Identify and copy all lines of the material where the string "يحيى" is found.

-- start MATERIAL SHOWN --

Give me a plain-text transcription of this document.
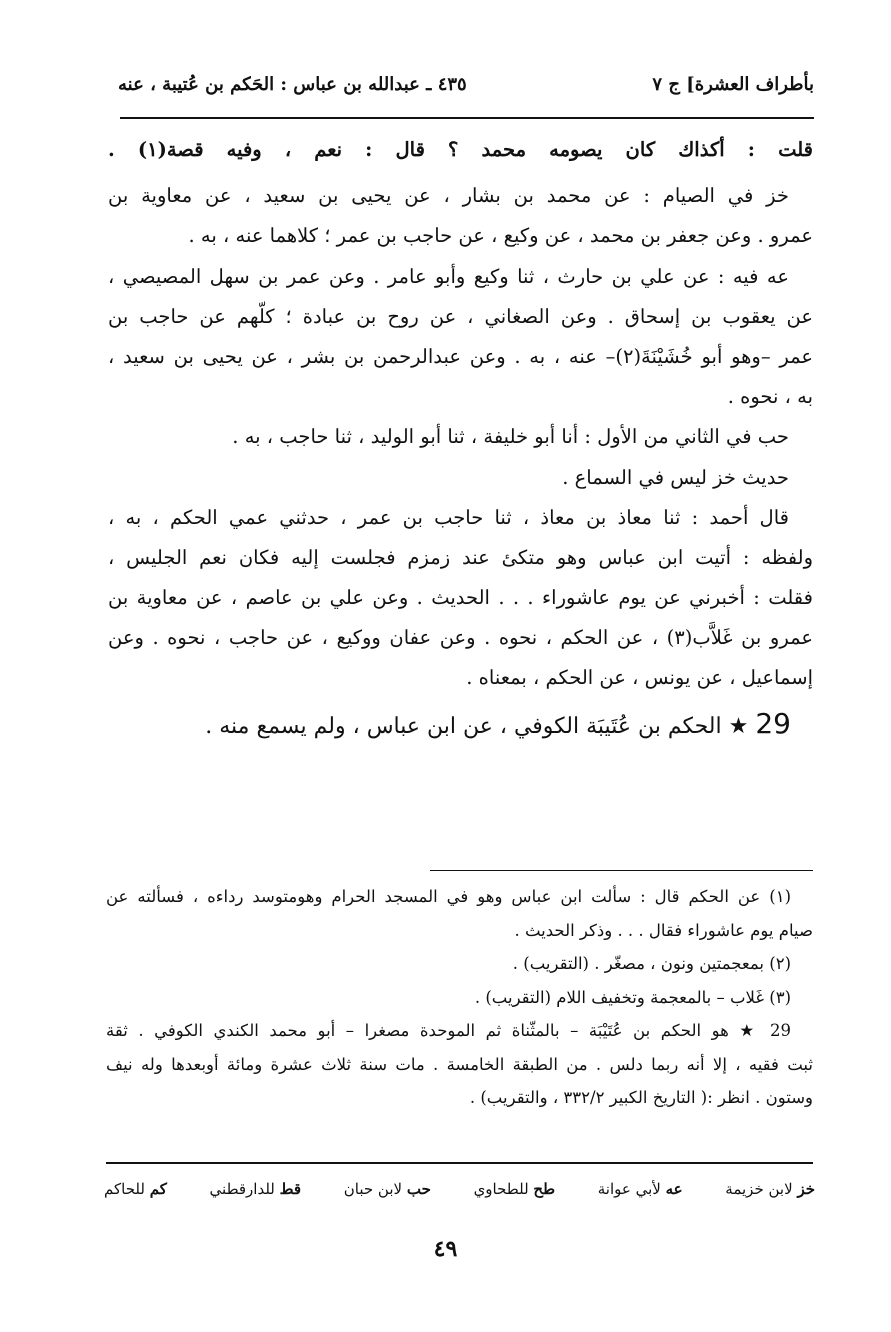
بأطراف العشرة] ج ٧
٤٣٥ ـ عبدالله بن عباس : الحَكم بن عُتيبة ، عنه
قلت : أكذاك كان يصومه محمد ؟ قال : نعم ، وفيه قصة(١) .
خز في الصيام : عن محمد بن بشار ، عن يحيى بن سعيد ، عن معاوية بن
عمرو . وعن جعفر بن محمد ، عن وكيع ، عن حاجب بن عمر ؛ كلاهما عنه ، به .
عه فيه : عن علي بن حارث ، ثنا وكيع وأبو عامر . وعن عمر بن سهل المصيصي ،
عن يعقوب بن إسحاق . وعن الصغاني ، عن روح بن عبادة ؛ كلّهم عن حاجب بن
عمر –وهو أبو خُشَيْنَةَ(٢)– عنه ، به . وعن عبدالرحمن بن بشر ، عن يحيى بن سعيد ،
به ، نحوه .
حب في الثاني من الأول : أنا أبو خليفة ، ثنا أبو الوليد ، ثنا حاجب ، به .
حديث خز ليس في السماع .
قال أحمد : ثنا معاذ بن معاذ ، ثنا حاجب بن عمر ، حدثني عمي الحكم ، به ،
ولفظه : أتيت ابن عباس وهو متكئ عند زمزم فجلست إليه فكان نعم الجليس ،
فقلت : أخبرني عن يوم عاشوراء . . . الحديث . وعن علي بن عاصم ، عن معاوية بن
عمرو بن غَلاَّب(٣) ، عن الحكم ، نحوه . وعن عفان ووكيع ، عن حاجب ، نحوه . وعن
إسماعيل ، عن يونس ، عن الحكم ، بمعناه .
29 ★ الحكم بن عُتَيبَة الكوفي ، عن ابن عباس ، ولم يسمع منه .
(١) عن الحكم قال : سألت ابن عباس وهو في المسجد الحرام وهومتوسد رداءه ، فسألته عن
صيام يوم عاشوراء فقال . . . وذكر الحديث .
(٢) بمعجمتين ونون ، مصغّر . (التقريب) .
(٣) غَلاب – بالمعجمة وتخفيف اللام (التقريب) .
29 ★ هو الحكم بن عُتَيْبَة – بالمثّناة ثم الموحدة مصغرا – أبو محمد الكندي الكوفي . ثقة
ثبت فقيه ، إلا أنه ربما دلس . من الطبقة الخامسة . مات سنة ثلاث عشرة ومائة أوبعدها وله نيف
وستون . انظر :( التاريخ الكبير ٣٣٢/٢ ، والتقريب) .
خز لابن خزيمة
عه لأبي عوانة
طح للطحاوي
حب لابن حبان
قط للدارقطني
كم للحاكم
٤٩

-- end MATERIAL SHOWN --

■ **RESULT OF THE EXERCISE**:
خز في الصيام : عن محمد بن بشار ، عن يحيى بن سعيد ، عن معاوية بن
عمر –وهو أبو خُشَيْنَةَ(٢)– عنه ، به . وعن عبدالرحمن بن بشر ، عن يحيى بن سعيد ،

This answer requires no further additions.